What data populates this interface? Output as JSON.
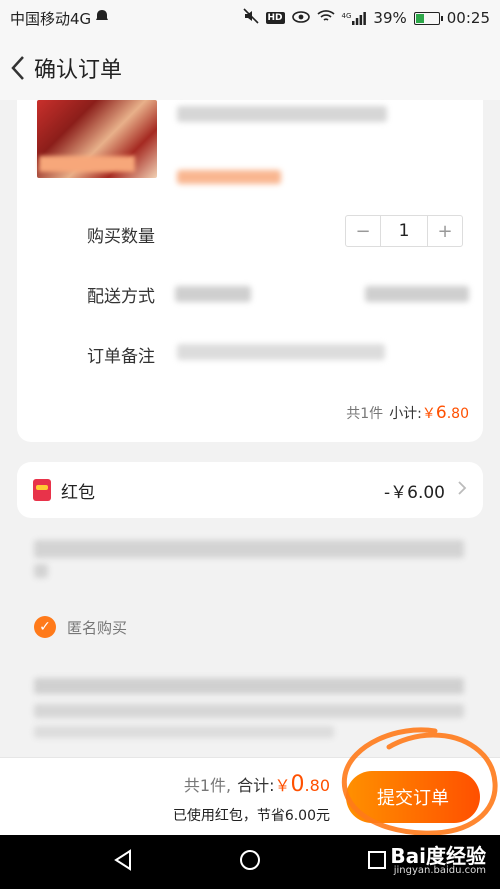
{
  "status": {
    "carrier": "中国移动4G",
    "battery": "39%",
    "battery_level": 0.39,
    "time": "00:25",
    "hd": "HD",
    "net": "4G"
  },
  "nav": {
    "title": "确认订单"
  },
  "order": {
    "quantity_label": "购买数量",
    "quantity": "1",
    "minus": "−",
    "plus": "+",
    "delivery_label": "配送方式",
    "note_label": "订单备注",
    "count": "共1件",
    "subtotal_label": "小计:",
    "subtotal_currency": "￥",
    "subtotal_int": "6",
    "subtotal_dec": ".80"
  },
  "redpacket": {
    "label": "红包",
    "value": "-￥6.00"
  },
  "anonymous": {
    "label": "匿名购买"
  },
  "footer": {
    "count": "共1件,",
    "total_label": "合计:",
    "total_currency": "￥",
    "total_int": "0",
    "total_dec": ".80",
    "save_text": "已使用红包，节省6.00元",
    "submit": "提交订单"
  },
  "watermark": {
    "brand": "Bai度经验",
    "url": "jingyan.baidu.com"
  },
  "colors": {
    "accent": "#ff5000",
    "accent_light": "#ff9000",
    "annotation": "#ff7a1a"
  }
}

**Short exercise:** Copy out all of the material exactly as written, without its pictures.

**Exercise result:**
What data populates this interface? Output as JSON.
{
  "status": {
    "carrier": "中国移动4G",
    "battery": "39%",
    "battery_level": 0.39,
    "time": "00:25",
    "hd": "HD",
    "net": "4G"
  },
  "nav": {
    "title": "确认订单"
  },
  "order": {
    "quantity_label": "购买数量",
    "quantity": "1",
    "minus": "−",
    "plus": "+",
    "delivery_label": "配送方式",
    "note_label": "订单备注",
    "count": "共1件",
    "subtotal_label": "小计:",
    "subtotal_currency": "￥",
    "subtotal_int": "6",
    "subtotal_dec": ".80"
  },
  "redpacket": {
    "label": "红包",
    "value": "-￥6.00"
  },
  "anonymous": {
    "label": "匿名购买"
  },
  "footer": {
    "count": "共1件,",
    "total_label": "合计:",
    "total_currency": "￥",
    "total_int": "0",
    "total_dec": ".80",
    "save_text": "已使用红包，节省6.00元",
    "submit": "提交订单"
  },
  "watermark": {
    "brand": "Bai度经验",
    "url": "jingyan.baidu.com"
  },
  "colors": {
    "accent": "#ff5000",
    "accent_light": "#ff9000",
    "annotation": "#ff7a1a"
  }
}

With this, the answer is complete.